実施する課題.
a) 弥生時代の解説文によれば、「弥生時代」という名称の由来となった壺型土器は、どこの遺跡で見つかりましたか。
b) 弥生時代の解説文の「弥生時代は北部九州で水稲耕作」から「代区分が採用されていました。」までを、一字一句違えずに書き写してください。

原文.
· · · · ·
【日本史入門】弥生時代とは? 各時期区分の特徴、違い等がスッキリわかる!

 弥生時代は、日本列島で水稲農耕(米作り)が始まってたくさんの小さな国ができ、やがて国々がより大きな国へと統合されていった時代です。もっとも、米作りの開始から中国の歴史書に登場するような国の形成までの間には、600年とも1000年以上ともいわれる時の流れがあります。

 ここでは、弥生時代の各時期区分の特徴や文化的な特色を通して、弥生時代を通じて日本列島がどのような変化が起きたのか解説します。

弥生時代とはどんな時代か

 弥生時代は北部九州で水稲耕作が始まり、人々の間に階層が生まれた時代です。また、鉄器や青銅器が使われるようになりました。

 「弥生時代」という名称の由来は、明治17年(1884)に東京都の弥生町遺跡で見つかった壺型土器です。この土器は、縄文土器とは異なる特徴を持っていたことから「弥生式土器」と名付けられました。のちに、この土器が使われた時代に農耕が行われていたことが明らかになり、弥生土器が使われた時代を「弥生時代」と呼ぶようになりました。

 ちなみに、弥生町遺跡で見つかった壺型土器は、形状や装飾などの特徴から弥生時代後期のものと位置付けられています。

弥生時代の時代区分

 従来、弥生時代は紀元前200年代から紀元200年代の600年間を指し、各地の遺跡から出土した土器や青銅器などの特徴をもとに前期・中期・後期という時代区分が採用されていました。

 しかし、最新の科学的調査や発掘調査の成果により、現在では弥生時代の開始を紀元前900年代後半とし、時代区分は早期・前期・中期・後期と4つの区分が提唱されています。

※研究者によって対応させる実年代には差異があります。ここでは一例を挙げます。
· · · · ·
表示データ.
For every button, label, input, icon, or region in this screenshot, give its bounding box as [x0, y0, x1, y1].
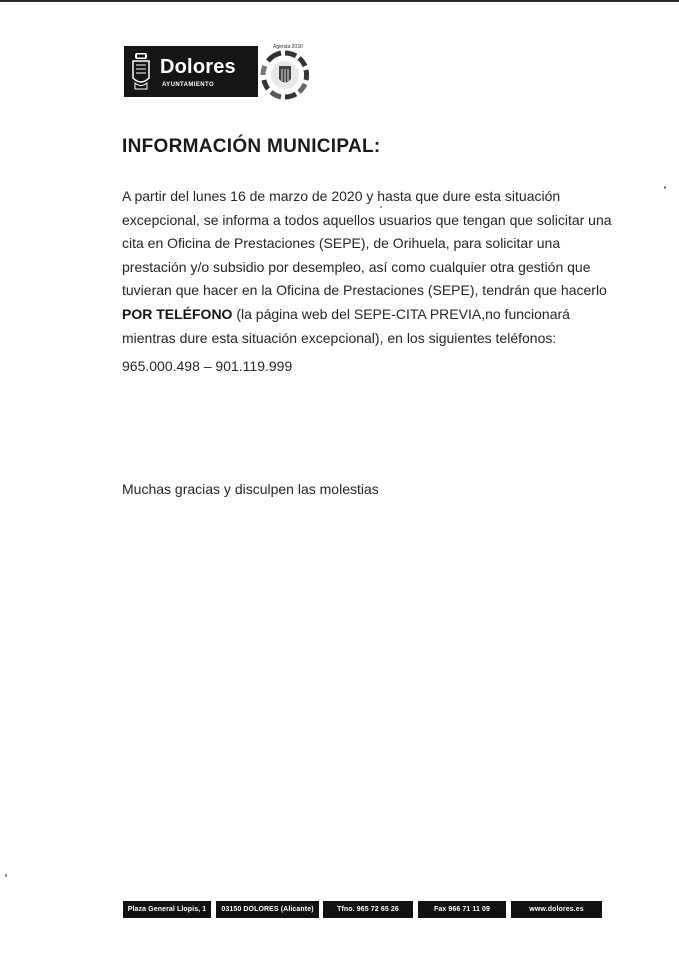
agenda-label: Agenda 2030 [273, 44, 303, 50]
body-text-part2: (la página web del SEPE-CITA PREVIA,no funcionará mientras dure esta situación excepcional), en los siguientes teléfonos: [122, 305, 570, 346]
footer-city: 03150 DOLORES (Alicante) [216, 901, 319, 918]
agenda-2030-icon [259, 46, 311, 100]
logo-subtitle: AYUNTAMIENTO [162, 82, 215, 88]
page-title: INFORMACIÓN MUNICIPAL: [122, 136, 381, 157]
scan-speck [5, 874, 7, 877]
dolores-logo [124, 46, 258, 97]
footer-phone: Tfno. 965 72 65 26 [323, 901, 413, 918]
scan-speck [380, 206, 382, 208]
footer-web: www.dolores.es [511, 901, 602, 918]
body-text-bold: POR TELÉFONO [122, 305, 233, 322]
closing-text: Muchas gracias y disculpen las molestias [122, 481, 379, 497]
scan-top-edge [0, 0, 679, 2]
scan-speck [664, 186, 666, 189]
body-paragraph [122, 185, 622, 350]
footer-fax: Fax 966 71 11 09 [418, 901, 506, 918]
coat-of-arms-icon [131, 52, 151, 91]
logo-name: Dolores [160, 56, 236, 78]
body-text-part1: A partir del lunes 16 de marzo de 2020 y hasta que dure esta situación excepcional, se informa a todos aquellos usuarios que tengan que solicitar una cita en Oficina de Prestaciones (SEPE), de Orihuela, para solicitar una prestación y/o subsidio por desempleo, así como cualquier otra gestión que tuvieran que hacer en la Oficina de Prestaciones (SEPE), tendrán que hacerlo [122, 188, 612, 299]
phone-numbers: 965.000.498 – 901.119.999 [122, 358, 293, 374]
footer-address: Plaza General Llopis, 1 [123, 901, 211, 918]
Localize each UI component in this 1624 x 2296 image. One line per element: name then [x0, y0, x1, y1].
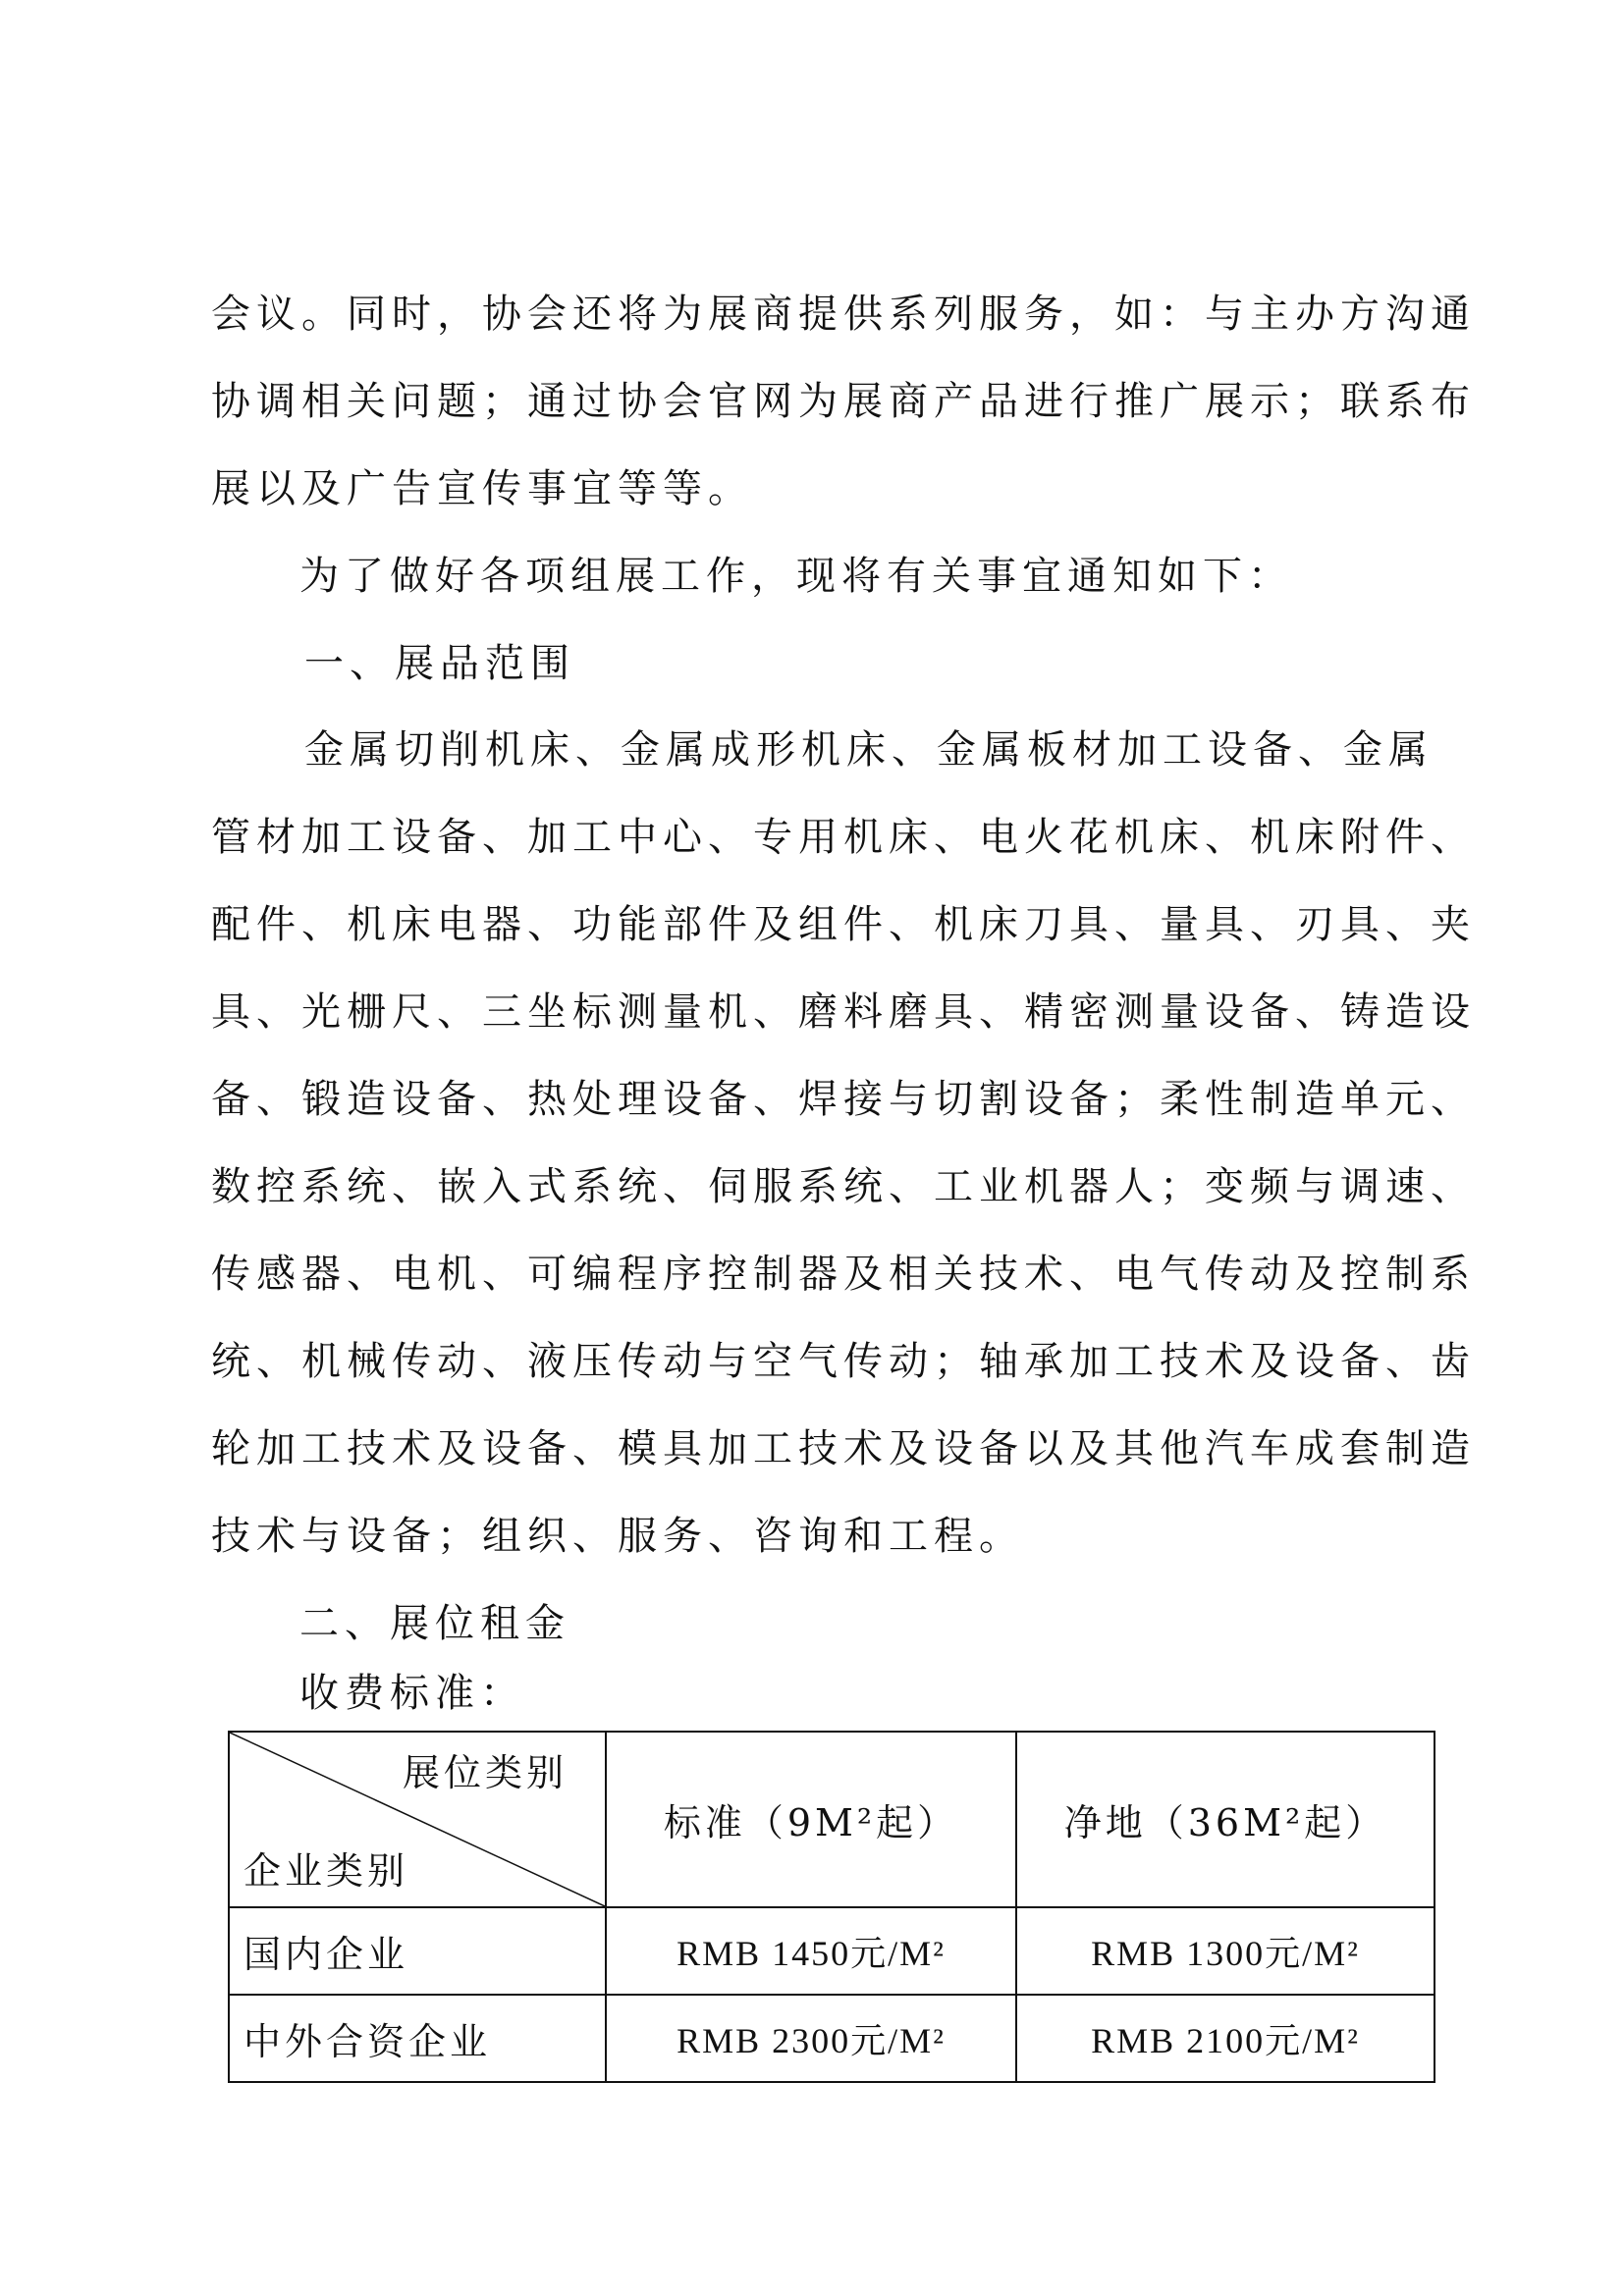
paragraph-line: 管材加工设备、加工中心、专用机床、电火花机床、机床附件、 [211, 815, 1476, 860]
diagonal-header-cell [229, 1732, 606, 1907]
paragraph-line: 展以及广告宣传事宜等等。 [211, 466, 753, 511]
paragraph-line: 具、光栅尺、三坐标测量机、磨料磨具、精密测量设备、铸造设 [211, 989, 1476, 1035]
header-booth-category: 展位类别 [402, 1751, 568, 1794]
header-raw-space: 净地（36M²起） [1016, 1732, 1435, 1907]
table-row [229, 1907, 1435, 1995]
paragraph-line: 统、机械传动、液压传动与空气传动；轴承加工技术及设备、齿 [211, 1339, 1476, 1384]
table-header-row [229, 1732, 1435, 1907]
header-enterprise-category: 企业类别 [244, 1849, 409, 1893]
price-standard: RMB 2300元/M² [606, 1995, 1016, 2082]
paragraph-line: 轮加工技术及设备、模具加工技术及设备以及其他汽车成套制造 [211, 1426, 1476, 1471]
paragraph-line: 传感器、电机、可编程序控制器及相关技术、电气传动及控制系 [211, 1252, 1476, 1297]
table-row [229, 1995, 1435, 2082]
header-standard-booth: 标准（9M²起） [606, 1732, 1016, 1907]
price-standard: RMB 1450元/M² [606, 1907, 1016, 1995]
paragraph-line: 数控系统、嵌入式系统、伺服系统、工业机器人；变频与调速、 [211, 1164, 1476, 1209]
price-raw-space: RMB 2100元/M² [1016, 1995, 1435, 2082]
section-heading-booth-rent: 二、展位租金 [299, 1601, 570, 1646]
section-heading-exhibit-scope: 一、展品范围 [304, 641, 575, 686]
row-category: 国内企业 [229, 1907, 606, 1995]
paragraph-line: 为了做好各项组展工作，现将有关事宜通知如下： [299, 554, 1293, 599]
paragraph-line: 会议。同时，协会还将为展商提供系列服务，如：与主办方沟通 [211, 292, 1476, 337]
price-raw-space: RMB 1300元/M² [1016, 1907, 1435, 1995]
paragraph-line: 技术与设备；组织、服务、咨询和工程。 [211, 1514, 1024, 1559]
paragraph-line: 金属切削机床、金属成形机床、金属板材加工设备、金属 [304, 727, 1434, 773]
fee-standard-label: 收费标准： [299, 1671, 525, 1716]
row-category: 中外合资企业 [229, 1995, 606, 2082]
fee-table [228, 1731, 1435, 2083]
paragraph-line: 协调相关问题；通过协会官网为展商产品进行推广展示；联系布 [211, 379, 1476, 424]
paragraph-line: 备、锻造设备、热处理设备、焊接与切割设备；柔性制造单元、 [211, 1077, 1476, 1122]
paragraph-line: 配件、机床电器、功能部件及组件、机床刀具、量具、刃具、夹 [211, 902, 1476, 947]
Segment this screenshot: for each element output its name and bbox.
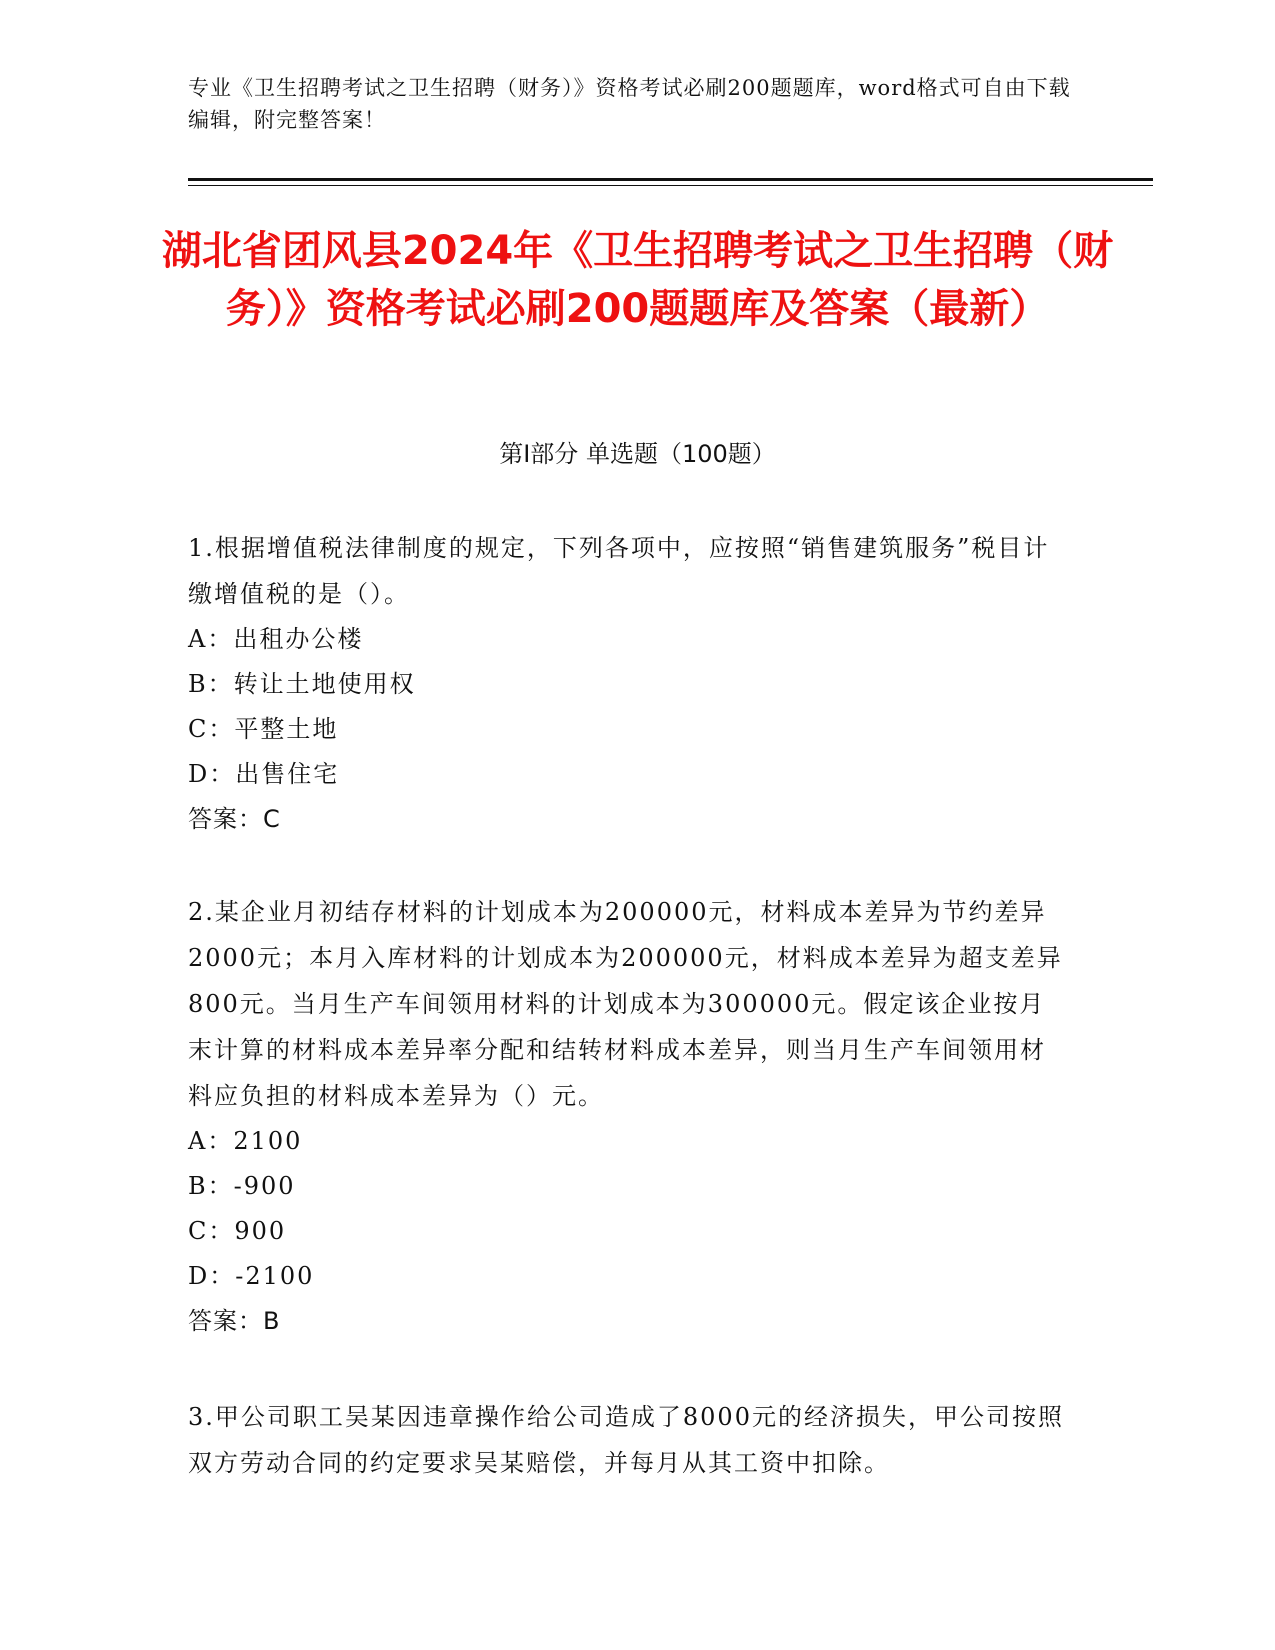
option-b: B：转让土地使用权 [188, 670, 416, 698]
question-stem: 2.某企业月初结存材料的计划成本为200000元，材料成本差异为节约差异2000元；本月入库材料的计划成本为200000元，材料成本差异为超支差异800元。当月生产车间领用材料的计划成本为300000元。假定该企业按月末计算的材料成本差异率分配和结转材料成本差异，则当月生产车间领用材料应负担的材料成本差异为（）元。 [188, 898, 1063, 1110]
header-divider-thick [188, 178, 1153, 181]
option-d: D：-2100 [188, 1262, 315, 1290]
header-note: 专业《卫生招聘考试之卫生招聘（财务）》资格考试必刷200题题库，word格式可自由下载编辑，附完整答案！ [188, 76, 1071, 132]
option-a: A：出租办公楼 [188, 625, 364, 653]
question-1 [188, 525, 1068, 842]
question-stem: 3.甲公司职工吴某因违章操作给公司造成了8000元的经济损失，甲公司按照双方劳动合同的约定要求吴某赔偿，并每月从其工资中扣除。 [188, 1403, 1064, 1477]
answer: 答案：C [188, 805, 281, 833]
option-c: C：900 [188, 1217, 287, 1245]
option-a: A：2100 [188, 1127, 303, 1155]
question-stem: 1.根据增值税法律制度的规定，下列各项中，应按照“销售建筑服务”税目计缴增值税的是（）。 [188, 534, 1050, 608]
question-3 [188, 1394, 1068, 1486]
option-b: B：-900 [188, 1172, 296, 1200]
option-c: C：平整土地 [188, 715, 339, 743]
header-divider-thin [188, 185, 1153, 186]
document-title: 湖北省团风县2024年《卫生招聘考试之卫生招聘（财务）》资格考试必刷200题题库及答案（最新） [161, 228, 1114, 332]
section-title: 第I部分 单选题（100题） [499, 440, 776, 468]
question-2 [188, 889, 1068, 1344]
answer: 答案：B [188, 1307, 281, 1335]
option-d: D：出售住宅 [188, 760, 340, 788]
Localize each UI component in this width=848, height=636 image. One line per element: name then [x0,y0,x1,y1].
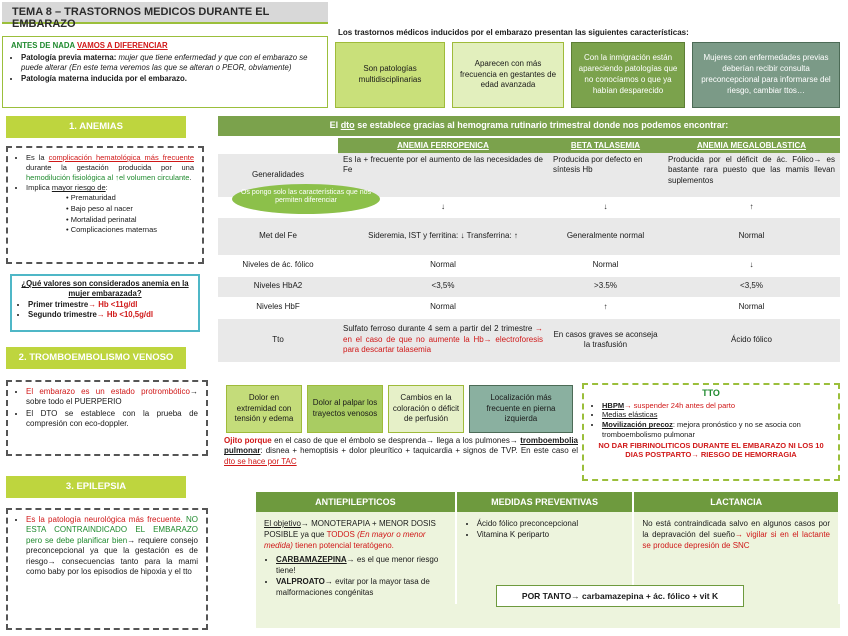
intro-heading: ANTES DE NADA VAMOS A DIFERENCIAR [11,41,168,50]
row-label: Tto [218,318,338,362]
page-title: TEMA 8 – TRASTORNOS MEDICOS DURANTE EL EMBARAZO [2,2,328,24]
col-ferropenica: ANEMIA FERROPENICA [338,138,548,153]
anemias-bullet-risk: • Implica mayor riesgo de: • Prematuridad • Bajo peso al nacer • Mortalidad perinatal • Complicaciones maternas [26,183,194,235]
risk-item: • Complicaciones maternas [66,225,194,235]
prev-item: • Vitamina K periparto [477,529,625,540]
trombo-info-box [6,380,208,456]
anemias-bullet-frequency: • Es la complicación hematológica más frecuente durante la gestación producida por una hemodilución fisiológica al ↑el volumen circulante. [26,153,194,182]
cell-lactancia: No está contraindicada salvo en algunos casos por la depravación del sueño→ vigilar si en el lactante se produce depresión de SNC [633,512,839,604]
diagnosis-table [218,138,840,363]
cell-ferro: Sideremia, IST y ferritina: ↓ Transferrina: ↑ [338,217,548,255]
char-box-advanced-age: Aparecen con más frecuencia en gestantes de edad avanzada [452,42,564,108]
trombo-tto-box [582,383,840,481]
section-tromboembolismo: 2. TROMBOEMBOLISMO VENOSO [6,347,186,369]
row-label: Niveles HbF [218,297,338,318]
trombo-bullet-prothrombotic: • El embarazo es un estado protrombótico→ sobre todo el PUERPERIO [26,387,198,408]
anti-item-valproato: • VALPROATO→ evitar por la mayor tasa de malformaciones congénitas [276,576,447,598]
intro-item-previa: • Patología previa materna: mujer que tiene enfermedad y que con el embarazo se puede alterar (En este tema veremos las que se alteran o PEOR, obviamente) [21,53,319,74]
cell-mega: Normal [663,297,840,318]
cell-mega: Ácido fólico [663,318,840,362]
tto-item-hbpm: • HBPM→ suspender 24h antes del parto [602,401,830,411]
· · · · ·
課題別の結果.
a) 東京都の弥生町遺跡です。

b)
弥生時代は北部九州で水稲耕作が始まり、人々の間に階層が生まれた時代です。また、鉄器や青銅器が使われるようになりました。

 「弥生時代」という名称の由来は、明治17年(1884)に東京都の弥生町遺跡で見つかった壺型土器です。この土器は、縄文土器とは異なる特徴を持っていたことから「弥生式土器」と名付けられました。のちに、この土器が使われた時代に農耕が行われていたことが明らかになり、弥生土器が使われた時代を「弥生時代」と呼ぶようになりました。

 ちなみに、弥生町遺跡で見つかった壺型土器は、形状や装飾などの特徴から弥生時代後期のものと位置付けられています。

弥生時代の時代区分

 従来、弥生時代は紀元前200年代から紀元200年代の600年間を指し、各地の遺跡から出土した土器や青銅器などの特徴をもとに前期・中期・後期という時代区分が採用されていました。